Find how many lines hold the word "caption" and give that number only.
--
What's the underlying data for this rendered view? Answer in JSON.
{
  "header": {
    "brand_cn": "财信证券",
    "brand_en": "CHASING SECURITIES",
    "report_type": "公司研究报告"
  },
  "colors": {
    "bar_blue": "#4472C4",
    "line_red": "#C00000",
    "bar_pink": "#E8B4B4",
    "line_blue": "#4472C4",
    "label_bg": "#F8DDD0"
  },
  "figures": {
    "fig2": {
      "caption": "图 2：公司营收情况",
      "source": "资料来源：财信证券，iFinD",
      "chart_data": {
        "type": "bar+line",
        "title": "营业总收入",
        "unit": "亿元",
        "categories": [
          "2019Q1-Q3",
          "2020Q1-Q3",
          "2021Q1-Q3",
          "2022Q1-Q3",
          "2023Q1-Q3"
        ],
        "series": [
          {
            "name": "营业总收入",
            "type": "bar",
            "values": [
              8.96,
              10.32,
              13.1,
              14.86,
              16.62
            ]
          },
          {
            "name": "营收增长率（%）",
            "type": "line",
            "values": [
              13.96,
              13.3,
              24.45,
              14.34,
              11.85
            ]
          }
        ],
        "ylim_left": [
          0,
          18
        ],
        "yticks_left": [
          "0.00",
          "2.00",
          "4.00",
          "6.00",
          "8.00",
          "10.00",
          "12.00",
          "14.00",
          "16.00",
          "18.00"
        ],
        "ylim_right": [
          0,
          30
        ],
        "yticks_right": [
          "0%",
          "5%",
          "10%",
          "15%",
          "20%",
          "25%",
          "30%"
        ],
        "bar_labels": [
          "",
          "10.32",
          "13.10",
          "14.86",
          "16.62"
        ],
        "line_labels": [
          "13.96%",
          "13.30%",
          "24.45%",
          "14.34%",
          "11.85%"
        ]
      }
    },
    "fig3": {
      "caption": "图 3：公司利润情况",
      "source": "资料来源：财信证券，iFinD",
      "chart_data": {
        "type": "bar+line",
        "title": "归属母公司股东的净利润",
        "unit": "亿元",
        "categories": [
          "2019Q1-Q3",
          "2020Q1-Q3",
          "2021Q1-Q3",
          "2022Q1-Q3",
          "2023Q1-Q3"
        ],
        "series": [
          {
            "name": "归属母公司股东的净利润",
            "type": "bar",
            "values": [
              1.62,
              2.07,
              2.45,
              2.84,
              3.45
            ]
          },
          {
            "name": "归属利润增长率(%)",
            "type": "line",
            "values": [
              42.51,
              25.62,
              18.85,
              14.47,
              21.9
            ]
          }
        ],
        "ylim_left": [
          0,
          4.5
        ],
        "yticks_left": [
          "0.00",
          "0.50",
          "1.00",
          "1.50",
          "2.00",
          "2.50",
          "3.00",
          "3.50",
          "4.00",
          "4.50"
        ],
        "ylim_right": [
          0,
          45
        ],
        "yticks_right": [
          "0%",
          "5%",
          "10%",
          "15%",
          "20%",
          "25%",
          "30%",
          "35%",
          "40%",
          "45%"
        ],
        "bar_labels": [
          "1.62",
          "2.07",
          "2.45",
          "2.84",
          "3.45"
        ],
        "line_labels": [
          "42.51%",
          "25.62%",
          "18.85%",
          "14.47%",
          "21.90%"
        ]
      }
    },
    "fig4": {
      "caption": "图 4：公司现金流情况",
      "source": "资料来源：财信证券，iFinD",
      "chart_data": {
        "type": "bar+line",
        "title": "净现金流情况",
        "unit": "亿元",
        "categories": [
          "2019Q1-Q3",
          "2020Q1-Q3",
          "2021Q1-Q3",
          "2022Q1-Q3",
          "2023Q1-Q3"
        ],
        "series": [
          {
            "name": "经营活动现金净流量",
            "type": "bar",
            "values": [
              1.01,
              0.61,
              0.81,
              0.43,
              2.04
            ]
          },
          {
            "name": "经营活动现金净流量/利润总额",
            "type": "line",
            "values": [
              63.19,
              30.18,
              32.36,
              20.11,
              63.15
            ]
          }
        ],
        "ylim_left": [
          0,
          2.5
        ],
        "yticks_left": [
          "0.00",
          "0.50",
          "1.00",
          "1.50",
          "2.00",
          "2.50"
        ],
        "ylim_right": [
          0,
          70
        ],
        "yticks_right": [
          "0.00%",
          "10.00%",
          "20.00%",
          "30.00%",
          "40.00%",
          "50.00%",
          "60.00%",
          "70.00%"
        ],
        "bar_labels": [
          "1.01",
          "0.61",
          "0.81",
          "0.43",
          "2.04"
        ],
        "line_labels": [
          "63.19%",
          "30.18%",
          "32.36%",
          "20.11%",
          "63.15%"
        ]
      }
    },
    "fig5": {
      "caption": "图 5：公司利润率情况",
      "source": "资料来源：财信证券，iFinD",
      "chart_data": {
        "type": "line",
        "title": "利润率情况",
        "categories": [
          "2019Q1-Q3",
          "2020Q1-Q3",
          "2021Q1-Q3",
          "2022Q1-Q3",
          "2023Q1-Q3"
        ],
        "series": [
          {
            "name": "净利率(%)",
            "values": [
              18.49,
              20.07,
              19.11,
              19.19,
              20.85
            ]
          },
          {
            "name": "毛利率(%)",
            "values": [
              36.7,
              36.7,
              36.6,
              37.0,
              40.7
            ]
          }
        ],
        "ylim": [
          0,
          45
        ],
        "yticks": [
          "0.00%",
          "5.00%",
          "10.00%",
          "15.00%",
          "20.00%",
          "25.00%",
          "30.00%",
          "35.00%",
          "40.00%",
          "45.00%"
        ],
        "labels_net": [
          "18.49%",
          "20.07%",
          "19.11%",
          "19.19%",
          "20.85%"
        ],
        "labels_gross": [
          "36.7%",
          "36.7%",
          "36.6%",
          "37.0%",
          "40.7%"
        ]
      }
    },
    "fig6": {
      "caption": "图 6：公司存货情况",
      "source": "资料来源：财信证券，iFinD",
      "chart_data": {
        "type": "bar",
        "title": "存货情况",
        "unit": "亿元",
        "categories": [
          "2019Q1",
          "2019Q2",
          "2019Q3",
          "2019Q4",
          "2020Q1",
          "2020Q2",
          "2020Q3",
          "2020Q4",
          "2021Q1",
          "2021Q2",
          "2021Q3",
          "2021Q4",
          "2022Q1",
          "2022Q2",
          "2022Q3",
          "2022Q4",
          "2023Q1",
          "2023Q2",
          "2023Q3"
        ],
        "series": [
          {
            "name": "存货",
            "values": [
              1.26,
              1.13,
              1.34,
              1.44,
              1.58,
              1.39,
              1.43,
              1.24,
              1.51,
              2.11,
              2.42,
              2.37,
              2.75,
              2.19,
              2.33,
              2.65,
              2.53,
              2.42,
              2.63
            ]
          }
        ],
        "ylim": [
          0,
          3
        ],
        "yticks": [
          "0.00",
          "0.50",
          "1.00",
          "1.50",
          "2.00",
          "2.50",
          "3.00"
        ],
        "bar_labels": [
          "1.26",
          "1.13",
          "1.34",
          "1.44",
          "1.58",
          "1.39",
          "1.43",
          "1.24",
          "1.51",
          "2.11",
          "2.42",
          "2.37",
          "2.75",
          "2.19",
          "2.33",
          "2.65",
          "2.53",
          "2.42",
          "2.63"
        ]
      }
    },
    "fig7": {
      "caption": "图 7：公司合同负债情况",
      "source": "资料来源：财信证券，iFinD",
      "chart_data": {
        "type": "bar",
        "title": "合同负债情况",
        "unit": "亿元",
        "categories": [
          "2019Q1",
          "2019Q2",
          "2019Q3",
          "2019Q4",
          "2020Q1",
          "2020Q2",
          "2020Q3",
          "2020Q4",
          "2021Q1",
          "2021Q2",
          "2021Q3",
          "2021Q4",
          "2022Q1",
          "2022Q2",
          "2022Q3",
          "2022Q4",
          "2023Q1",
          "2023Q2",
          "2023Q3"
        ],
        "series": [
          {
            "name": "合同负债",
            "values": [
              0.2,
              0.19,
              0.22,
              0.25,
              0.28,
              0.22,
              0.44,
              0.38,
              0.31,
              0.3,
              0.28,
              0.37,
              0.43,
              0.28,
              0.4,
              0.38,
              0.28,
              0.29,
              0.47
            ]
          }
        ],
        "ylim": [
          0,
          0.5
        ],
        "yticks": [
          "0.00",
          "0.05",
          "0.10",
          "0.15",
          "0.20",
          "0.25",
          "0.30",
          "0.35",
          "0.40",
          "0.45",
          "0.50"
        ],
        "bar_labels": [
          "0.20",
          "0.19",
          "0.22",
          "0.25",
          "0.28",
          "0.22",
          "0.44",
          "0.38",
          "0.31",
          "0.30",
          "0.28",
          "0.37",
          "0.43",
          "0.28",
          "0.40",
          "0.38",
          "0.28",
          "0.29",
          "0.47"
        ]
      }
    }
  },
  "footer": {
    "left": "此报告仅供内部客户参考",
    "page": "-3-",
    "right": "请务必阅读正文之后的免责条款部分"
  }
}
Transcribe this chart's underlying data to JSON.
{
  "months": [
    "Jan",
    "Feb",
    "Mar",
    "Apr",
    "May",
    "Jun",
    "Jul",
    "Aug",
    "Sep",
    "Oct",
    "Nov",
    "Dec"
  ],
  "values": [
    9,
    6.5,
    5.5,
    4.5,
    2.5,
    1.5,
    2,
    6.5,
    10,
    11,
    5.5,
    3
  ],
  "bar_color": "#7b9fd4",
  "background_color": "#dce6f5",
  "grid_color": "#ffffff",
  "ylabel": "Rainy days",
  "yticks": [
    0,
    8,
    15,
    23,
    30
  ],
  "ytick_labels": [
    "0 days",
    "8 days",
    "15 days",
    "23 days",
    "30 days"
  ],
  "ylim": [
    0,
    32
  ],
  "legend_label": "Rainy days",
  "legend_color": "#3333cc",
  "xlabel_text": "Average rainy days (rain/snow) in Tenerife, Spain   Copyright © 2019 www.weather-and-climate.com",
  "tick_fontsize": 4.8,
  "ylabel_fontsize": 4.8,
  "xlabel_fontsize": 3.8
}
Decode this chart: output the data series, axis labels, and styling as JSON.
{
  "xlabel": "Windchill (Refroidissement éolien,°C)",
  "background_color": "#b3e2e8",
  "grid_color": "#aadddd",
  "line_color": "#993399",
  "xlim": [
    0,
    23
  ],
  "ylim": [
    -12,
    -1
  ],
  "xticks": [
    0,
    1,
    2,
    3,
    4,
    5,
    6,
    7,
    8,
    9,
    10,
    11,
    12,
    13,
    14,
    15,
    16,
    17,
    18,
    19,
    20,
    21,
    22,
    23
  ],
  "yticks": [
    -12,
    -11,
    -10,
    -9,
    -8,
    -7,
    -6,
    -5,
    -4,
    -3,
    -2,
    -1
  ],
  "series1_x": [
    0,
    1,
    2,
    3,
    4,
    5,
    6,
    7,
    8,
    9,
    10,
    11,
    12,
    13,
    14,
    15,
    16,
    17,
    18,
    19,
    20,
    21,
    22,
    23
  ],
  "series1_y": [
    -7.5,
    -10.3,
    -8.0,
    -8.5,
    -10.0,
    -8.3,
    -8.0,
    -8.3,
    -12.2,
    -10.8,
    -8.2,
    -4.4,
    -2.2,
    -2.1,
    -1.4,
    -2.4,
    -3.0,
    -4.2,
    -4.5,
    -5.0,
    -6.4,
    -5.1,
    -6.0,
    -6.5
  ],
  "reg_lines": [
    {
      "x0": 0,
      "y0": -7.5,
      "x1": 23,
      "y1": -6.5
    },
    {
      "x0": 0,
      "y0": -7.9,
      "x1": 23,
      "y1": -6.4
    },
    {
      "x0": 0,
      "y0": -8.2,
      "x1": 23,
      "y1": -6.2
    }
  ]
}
--
Complete response >>
6